▸ **Problem details**:
Set down each record exactly as written.

▸ **Stored data entries**:

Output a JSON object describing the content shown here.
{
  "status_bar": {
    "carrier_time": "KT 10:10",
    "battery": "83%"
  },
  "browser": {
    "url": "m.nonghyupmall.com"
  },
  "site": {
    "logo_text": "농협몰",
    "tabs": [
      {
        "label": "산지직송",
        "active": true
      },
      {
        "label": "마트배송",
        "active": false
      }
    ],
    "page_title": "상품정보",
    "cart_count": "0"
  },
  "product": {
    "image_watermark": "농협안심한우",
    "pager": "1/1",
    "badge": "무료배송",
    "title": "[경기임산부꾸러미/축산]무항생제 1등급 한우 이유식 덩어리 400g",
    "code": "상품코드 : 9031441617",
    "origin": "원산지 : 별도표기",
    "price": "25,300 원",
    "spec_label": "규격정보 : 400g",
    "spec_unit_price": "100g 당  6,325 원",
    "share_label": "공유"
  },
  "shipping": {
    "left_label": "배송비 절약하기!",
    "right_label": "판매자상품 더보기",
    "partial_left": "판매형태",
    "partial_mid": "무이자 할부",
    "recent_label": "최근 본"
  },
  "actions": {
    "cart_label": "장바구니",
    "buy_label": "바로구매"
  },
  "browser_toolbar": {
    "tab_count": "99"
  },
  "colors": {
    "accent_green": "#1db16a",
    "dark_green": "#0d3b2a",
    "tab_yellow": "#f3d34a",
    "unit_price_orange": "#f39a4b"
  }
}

▸ **Reply**:
Output a JSON object describing the content shown here.
{
  "status_bar": {
    "carrier_time": "KT 10:10",
    "battery": "83%"
  },
  "browser": {
    "url": "m.nonghyupmall.com"
  },
  "site": {
    "logo_text": "농협몰",
    "tabs": [
      {
        "label": "산지직송",
        "active": true
      },
      {
        "label": "마트배송",
        "active": false
      }
    ],
    "page_title": "상품정보",
    "cart_count": "0"
  },
  "product": {
    "image_watermark": "농협안심한우",
    "pager": "1/1",
    "badge": "무료배송",
    "title": "[경기임산부꾸러미/축산]무항생제 1등급 한우 이유식 덩어리 400g",
    "code": "상품코드 : 9031441617",
    "origin": "원산지 : 별도표기",
    "price": "25,300 원",
    "spec_label": "규격정보 : 400g",
    "spec_unit_price": "100g 당  6,325 원",
    "share_label": "공유"
  },
  "shipping": {
    "left_label": "배송비 절약하기!",
    "right_label": "판매자상품 더보기",
    "partial_left": "판매형태",
    "partial_mid": "무이자 할부",
    "recent_label": "최근 본"
  },
  "actions": {
    "cart_label": "장바구니",
    "buy_label": "바로구매"
  },
  "browser_toolbar": {
    "tab_count": "99"
  },
  "colors": {
    "accent_green": "#1db16a",
    "dark_green": "#0d3b2a",
    "tab_yellow": "#f3d34a",
    "unit_price_orange": "#f39a4b"
  }
}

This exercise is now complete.